▼

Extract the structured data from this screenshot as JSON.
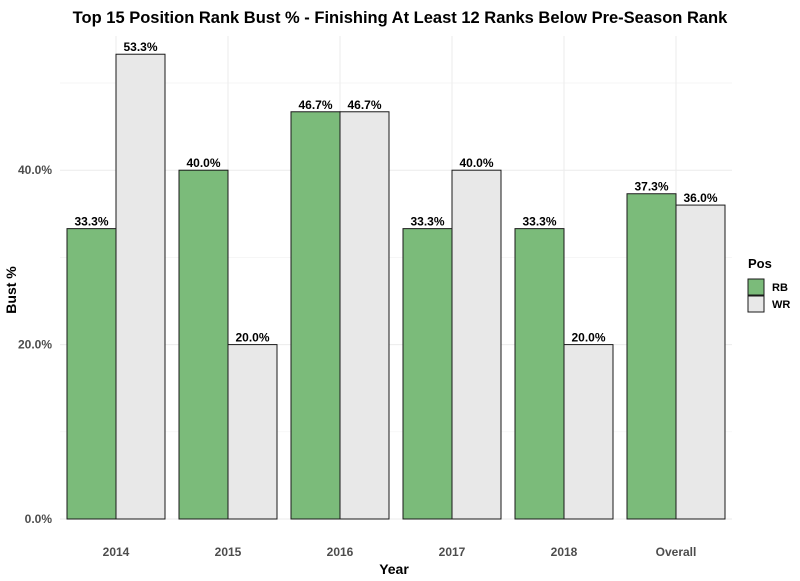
{
  "chart_data": {
    "type": "bar",
    "title": "Top 15 Position Rank Bust % - Finishing At Least 12 Ranks Below Pre-Season Rank",
    "xlabel": "Year",
    "ylabel": "Bust %",
    "categories": [
      "2014",
      "2015",
      "2016",
      "2017",
      "2018",
      "Overall"
    ],
    "series": [
      {
        "name": "RB",
        "values": [
          33.3,
          40.0,
          46.7,
          33.3,
          33.3,
          37.3
        ],
        "labels": [
          "33.3%",
          "40.0%",
          "46.7%",
          "33.3%",
          "33.3%",
          "37.3%"
        ]
      },
      {
        "name": "WR",
        "values": [
          53.3,
          20.0,
          46.7,
          40.0,
          20.0,
          36.0
        ],
        "labels": [
          "53.3%",
          "20.0%",
          "46.7%",
          "40.0%",
          "20.0%",
          "36.0%"
        ]
      }
    ],
    "ylim": [
      0,
      56
    ],
    "yticks": [
      0,
      20,
      40
    ],
    "ytick_labels": [
      "0.0%",
      "20.0%",
      "40.0%"
    ],
    "grid": true,
    "legend": {
      "title": "Pos",
      "position": "right"
    },
    "colors": {
      "RB": "#7bbb7a",
      "WR": "#e8e8e8",
      "bar_border": "#1a1a1a",
      "grid": "#ebebeb"
    }
  }
}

▲

• What the task asks:
Sift through the entries and copy every line with "Bust".

• Final answer:
    "title": "Top 15 Position Rank Bust % - Finishing At Least 12 Ranks Below Pre-Season Rank",
    "ylabel": "Bust %",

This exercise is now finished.